## WORK ITEM
Search each line below for "Masks", then return the lines where it appears.

--- THE RECORDS Enclosed Below ---

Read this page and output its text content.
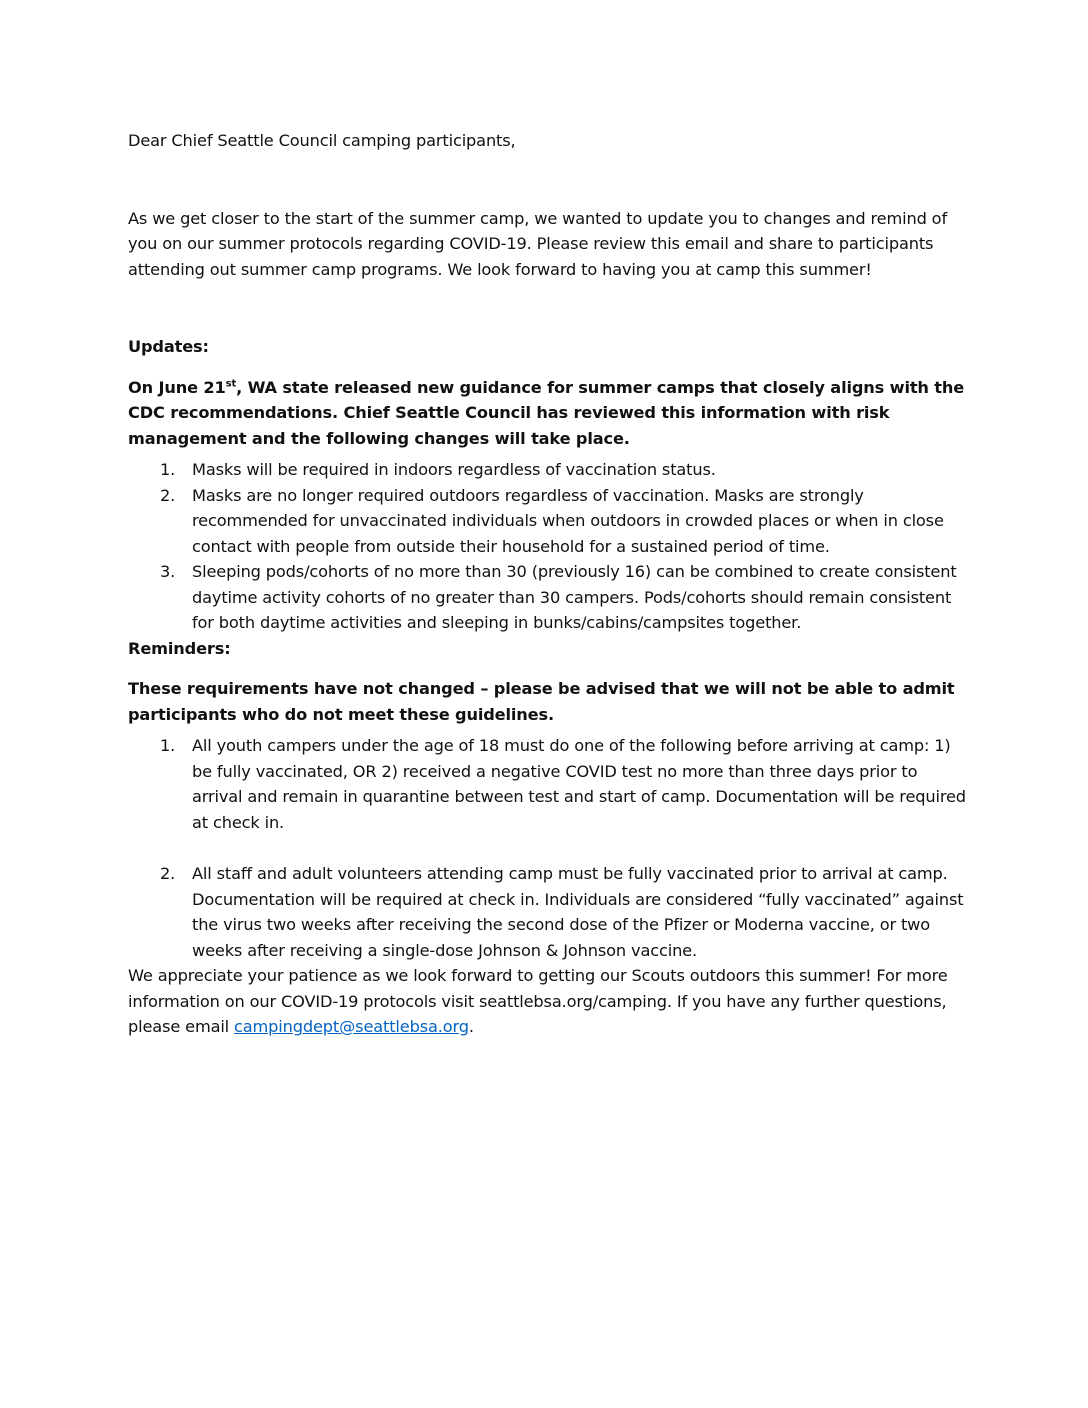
Dear Chief Seattle Council camping participants,

As we get closer to the start of the summer camp, we wanted to update you to changes and remind of you on our summer protocols regarding COVID-19. Please review this email and share to participants attending out summer camp programs. We look forward to having you at camp this summer!

Updates:

On June 21st, WA state released new guidance for summer camps that closely aligns with the CDC recommendations. Chief Seattle Council has reviewed this information with risk management and the following changes will take place.

1. Masks will be required in indoors regardless of vaccination status.
2. Masks are no longer required outdoors regardless of vaccination. Masks are strongly recommended for unvaccinated individuals when outdoors in crowded places or when in close contact with people from outside their household for a sustained period of time.
3. Sleeping pods/cohorts of no more than 30 (previously 16) can be combined to create consistent daytime activity cohorts of no greater than 30 campers. Pods/cohorts should remain consistent for both daytime activities and sleeping in bunks/cabins/campsites together.

Reminders:

These requirements have not changed – please be advised that we will not be able to admit participants who do not meet these guidelines.

1. All youth campers under the age of 18 must do one of the following before arriving at camp: 1) be fully vaccinated, OR 2) received a negative COVID test no more than three days prior to arrival and remain in quarantine between test and start of camp. Documentation will be required at check in.
2. All staff and adult volunteers attending camp must be fully vaccinated prior to arrival at camp. Documentation will be required at check in. Individuals are considered “fully vaccinated” against the virus two weeks after receiving the second dose of the Pfizer or Moderna vaccine, or two weeks after receiving a single-dose Johnson & Johnson vaccine.

We appreciate your patience as we look forward to getting our Scouts outdoors this summer! For more information on our COVID-19 protocols visit seattlebsa.org/camping. If you have any further questions, please email campingdept@seattlebsa.org.
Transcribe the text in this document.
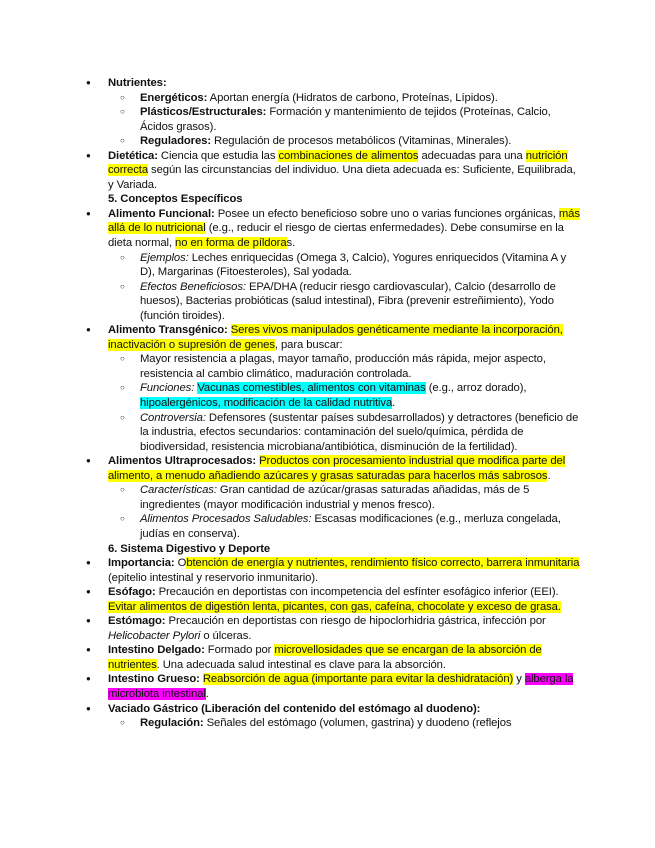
● Nutrientes:
○ Energéticos: Aportan energía (Hidratos de carbono, Proteínas, Lípidos).
○ Plásticos/Estructurales: Formación y mantenimiento de tejidos (Proteínas, Calcio, Ácidos grasos).
○ Reguladores: Regulación de procesos metabólicos (Vitaminas, Minerales).
● Dietética: Ciencia que estudia las combinaciones de alimentos adecuadas para una nutrición correcta según las circunstancias del individuo. Una dieta adecuada es: Suficiente, Equilibrada, y Variada.
5. Conceptos Específicos
● Alimento Funcional: Posee un efecto beneficioso sobre uno o varias funciones orgánicas, más allá de lo nutricional (e.g., reducir el riesgo de ciertas enfermedades). Debe consumirse en la dieta normal, no en forma de píldoras.
○ Ejemplos: Leches enriquecidas (Omega 3, Calcio), Yogures enriquecidos (Vitamina A y D), Margarinas (Fitoesteroles), Sal yodada.
○ Efectos Beneficiosos: EPA/DHA (reducir riesgo cardiovascular), Calcio (desarrollo de huesos), Bacterias probióticas (salud intestinal), Fibra (prevenir estreñimiento), Yodo (función tiroides).
● Alimento Transgénico: Seres vivos manipulados genéticamente mediante la incorporación, inactivación o supresión de genes, para buscar:
○ Mayor resistencia a plagas, mayor tamaño, producción más rápida, mejor aspecto, resistencia al cambio climático, maduración controlada.
○ Funciones: Vacunas comestibles, alimentos con vitaminas (e.g., arroz dorado), hipoalergénicos, modificación de la calidad nutritiva.
○ Controversia: Defensores (sustentar países subdesarrollados) y detractores (beneficio de la industria, efectos secundarios: contaminación del suelo/química, pérdida de biodiversidad, resistencia microbiana/antibiótica, disminución de la fertilidad).
● Alimentos Ultraprocesados: Productos con procesamiento industrial que modifica parte del alimento, a menudo añadiendo azúcares y grasas saturadas para hacerlos más sabrosos.
○ Características: Gran cantidad de azúcar/grasas saturadas añadidas, más de 5 ingredientes (mayor modificación industrial y menos fresco).
○ Alimentos Procesados Saludables: Escasas modificaciones (e.g., merluza congelada, judías en conserva).
6. Sistema Digestivo y Deporte
● Importancia: Obtención de energía y nutrientes, rendimiento físico correcto, barrera inmunitaria (epitelio intestinal y reservorio inmunitario).
● Esófago: Precaución en deportistas con incompetencia del esfínter esofágico inferior (EEI). Evitar alimentos de digestión lenta, picantes, con gas, cafeína, chocolate y exceso de grasa.
● Estómago: Precaución en deportistas con riesgo de hipoclorhidria gástrica, infección por Helicobacter Pylori o úlceras.
● Intestino Delgado: Formado por microvellosidades que se encargan de la absorción de nutrientes. Una adecuada salud intestinal es clave para la absorción.
● Intestino Grueso: Reabsorción de agua (importante para evitar la deshidratación) y alberga la microbiota intestinal.
● Vaciado Gástrico (Liberación del contenido del estómago al duodeno):
○ Regulación: Señales del estómago (volumen, gastrina) y duodeno (reflejos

--- End of Enclosed THE RECORDS ---

## EXERCISE ANSWER
1. Masks will be required in indoors regardless of vaccination status.
2. Masks are no longer required outdoors regardless of vaccination. Masks are strongly recommended for unvaccinated individuals when outdoors in crowded places or when in close contact with people from outside their household for a sustained period of time.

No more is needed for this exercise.